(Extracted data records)
____________________

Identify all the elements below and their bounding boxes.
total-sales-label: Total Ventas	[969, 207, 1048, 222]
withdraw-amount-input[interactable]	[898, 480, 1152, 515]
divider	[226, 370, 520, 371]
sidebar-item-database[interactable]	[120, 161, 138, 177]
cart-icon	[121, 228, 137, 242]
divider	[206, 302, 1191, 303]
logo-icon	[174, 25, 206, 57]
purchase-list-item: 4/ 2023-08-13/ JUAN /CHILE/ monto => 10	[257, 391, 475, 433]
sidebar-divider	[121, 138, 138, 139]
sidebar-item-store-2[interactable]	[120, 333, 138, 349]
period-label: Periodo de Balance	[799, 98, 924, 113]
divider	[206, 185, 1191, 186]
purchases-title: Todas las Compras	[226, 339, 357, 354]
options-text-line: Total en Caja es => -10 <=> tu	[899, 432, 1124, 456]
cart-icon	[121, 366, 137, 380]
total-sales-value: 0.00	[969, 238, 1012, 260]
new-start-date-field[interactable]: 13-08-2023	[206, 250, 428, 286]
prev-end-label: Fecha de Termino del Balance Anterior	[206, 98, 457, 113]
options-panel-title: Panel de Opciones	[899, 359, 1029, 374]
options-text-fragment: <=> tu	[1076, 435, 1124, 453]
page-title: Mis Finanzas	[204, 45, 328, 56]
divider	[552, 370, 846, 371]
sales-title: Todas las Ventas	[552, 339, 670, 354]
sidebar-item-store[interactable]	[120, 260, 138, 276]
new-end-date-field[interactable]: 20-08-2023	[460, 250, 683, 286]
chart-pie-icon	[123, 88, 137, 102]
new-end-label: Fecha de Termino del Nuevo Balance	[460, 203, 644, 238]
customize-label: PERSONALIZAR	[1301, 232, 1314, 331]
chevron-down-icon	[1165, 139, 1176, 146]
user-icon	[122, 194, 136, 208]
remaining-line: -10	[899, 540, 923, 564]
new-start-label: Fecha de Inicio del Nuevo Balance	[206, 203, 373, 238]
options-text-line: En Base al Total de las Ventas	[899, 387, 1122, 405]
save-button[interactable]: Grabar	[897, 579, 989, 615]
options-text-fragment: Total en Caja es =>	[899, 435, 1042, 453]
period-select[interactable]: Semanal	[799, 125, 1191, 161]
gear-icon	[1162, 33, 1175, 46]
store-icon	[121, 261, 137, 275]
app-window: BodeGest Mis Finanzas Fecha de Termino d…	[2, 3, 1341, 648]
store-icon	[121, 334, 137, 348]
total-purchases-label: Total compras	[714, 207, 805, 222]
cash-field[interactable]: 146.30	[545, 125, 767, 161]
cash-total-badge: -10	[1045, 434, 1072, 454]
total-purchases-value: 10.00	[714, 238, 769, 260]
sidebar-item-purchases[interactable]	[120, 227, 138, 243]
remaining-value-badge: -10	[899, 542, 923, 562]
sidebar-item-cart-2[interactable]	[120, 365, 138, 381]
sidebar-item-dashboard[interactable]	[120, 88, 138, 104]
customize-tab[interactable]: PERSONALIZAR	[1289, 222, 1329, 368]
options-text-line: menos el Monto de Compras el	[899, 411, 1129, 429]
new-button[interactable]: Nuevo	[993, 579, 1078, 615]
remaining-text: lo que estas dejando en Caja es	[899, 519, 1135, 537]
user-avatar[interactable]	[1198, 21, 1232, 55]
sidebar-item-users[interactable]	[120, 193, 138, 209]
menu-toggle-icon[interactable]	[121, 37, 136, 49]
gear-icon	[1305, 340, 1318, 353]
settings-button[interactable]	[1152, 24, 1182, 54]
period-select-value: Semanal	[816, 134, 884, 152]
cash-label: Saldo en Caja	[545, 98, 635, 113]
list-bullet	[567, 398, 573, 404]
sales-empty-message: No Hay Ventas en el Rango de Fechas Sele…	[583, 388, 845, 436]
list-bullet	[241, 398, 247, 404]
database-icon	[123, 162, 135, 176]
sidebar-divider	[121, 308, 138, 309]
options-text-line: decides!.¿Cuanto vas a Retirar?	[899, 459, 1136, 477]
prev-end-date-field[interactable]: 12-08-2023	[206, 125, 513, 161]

____________________

* _TASK GOAL_: Reproduce every line of the material above verbatim.

* _REPLY_:
Identify all the elements below and their bounding boxes.
total-sales-label: Total Ventas	[969, 207, 1048, 222]
withdraw-amount-input[interactable]	[898, 480, 1152, 515]
divider	[226, 370, 520, 371]
sidebar-item-database[interactable]	[120, 161, 138, 177]
cart-icon	[121, 228, 137, 242]
divider	[206, 302, 1191, 303]
logo-icon	[174, 25, 206, 57]
purchase-list-item: 4/ 2023-08-13/ JUAN /CHILE/ monto => 10	[257, 391, 475, 433]
sidebar-divider	[121, 138, 138, 139]
sidebar-item-store-2[interactable]	[120, 333, 138, 349]
period-label: Periodo de Balance	[799, 98, 924, 113]
divider	[206, 185, 1191, 186]
purchases-title: Todas las Compras	[226, 339, 357, 354]
options-text-line: Total en Caja es => -10 <=> tu	[899, 432, 1124, 456]
cart-icon	[121, 366, 137, 380]
total-sales-value: 0.00	[969, 238, 1012, 260]
new-start-date-field[interactable]: 13-08-2023	[206, 250, 428, 286]
prev-end-label: Fecha de Termino del Balance Anterior	[206, 98, 457, 113]
options-panel-title: Panel de Opciones	[899, 359, 1029, 374]
options-text-fragment: <=> tu	[1076, 435, 1124, 453]
page-title: Mis Finanzas	[204, 45, 328, 56]
divider	[552, 370, 846, 371]
sales-title: Todas las Ventas	[552, 339, 670, 354]
sidebar-item-store[interactable]	[120, 260, 138, 276]
new-end-date-field[interactable]: 20-08-2023	[460, 250, 683, 286]
chart-pie-icon	[123, 88, 137, 102]
new-end-label: Fecha de Termino del Nuevo Balance	[460, 203, 644, 238]
customize-label: PERSONALIZAR	[1301, 232, 1314, 331]
chevron-down-icon	[1165, 139, 1176, 146]
user-icon	[122, 194, 136, 208]
remaining-line: -10	[899, 540, 923, 564]
new-start-label: Fecha de Inicio del Nuevo Balance	[206, 203, 373, 238]
options-text-line: En Base al Total de las Ventas	[899, 387, 1122, 405]
save-button[interactable]: Grabar	[897, 579, 989, 615]
options-text-fragment: Total en Caja es =>	[899, 435, 1042, 453]
period-select[interactable]: Semanal	[799, 125, 1191, 161]
gear-icon	[1162, 33, 1175, 46]
store-icon	[121, 261, 137, 275]
app-window: BodeGest Mis Finanzas Fecha de Termino d…	[2, 3, 1341, 648]
store-icon	[121, 334, 137, 348]
total-purchases-label: Total compras	[714, 207, 805, 222]
cash-field[interactable]: 146.30	[545, 125, 767, 161]
cash-total-badge: -10	[1045, 434, 1072, 454]
total-purchases-value: 10.00	[714, 238, 769, 260]
sidebar-item-purchases[interactable]	[120, 227, 138, 243]
remaining-value-badge: -10	[899, 542, 923, 562]
sidebar-item-cart-2[interactable]	[120, 365, 138, 381]
sidebar-item-dashboard[interactable]	[120, 88, 138, 104]
customize-tab[interactable]: PERSONALIZAR	[1289, 222, 1329, 368]
options-text-line: menos el Monto de Compras el	[899, 411, 1129, 429]
new-button[interactable]: Nuevo	[993, 579, 1078, 615]
remaining-text: lo que estas dejando en Caja es	[899, 519, 1135, 537]
user-avatar[interactable]	[1198, 21, 1232, 55]
sidebar-item-users[interactable]	[120, 193, 138, 209]
menu-toggle-icon[interactable]	[121, 37, 136, 49]
gear-icon	[1305, 340, 1318, 353]
settings-button[interactable]	[1152, 24, 1182, 54]
period-select-value: Semanal	[816, 134, 884, 152]
cash-label: Saldo en Caja	[545, 98, 635, 113]
list-bullet	[567, 398, 573, 404]
sales-empty-message: No Hay Ventas en el Rango de Fechas Sele…	[583, 388, 845, 436]
list-bullet	[241, 398, 247, 404]
database-icon	[123, 162, 135, 176]
sidebar-divider	[121, 308, 138, 309]
options-text-line: decides!.¿Cuanto vas a Retirar?	[899, 459, 1136, 477]
prev-end-date-field[interactable]: 12-08-2023	[206, 125, 513, 161]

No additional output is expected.